**EXCERPTED RECORDS**:
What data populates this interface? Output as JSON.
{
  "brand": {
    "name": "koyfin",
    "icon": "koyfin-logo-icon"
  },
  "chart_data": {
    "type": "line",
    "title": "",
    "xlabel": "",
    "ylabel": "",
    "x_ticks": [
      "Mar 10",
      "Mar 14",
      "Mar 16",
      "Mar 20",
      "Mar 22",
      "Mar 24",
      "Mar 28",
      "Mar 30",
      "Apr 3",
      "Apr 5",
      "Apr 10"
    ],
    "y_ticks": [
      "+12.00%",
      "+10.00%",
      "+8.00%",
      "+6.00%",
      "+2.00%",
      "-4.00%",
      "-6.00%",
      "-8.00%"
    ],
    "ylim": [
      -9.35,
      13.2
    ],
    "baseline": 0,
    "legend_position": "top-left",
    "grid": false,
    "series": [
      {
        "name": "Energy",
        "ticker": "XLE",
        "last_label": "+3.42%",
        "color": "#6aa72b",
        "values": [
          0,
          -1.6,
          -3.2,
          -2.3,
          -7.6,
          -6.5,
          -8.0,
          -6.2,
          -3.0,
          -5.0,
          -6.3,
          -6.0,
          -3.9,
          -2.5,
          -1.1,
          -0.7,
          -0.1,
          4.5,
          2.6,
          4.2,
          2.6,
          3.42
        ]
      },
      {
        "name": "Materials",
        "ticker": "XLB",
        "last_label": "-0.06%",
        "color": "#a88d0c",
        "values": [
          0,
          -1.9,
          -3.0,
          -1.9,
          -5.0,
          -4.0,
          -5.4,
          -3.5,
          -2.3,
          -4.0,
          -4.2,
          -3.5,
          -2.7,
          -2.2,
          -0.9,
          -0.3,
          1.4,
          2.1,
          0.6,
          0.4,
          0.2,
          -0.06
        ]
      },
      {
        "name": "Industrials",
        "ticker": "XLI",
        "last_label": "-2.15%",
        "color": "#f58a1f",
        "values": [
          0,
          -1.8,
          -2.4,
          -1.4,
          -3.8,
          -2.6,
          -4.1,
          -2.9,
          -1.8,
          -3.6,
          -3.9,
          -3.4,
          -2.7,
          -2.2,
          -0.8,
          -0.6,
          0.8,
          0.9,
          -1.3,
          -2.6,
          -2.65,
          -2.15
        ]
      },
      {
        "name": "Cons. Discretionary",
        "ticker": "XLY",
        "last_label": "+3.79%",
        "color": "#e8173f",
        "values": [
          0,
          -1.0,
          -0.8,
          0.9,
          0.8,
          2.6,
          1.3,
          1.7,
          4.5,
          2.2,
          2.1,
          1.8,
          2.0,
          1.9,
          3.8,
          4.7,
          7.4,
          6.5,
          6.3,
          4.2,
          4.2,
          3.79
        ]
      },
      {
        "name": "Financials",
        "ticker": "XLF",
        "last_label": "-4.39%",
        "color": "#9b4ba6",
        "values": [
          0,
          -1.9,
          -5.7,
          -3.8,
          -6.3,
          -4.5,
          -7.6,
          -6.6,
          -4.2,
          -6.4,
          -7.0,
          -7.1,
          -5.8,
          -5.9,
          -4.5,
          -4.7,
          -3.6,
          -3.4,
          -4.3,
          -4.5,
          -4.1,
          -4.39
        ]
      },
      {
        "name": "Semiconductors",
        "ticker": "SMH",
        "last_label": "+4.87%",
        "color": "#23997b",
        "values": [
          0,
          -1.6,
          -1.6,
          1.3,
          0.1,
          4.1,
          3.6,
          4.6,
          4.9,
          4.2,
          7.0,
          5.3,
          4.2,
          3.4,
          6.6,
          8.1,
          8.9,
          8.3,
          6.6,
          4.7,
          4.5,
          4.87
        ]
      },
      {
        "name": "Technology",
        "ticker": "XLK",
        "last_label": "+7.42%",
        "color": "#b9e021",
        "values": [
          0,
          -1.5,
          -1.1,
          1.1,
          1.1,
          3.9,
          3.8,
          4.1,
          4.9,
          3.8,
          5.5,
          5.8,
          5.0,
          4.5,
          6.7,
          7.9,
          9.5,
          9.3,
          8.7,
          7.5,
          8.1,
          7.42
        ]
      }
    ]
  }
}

...

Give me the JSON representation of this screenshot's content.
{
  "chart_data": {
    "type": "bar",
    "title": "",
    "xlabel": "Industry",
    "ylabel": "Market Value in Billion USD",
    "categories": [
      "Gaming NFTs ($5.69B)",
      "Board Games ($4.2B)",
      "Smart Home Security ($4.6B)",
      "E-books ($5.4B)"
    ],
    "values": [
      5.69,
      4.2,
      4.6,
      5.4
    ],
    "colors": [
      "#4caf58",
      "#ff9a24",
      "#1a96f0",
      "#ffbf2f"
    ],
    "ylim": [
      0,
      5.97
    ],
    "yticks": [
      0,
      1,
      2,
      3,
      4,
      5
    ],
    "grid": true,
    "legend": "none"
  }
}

**TASK DETAILS**:
Where a line holds the string "name", copy that line.

**FULL SOLUTION**:
    "name": "koyfin",
        "name": "Energy",
        "name": "Materials",
        "name": "Industrials",
        "name": "Cons. Discretionary",
        "name": "Financials",
        "name": "Semiconductors",
        "name": "Technology",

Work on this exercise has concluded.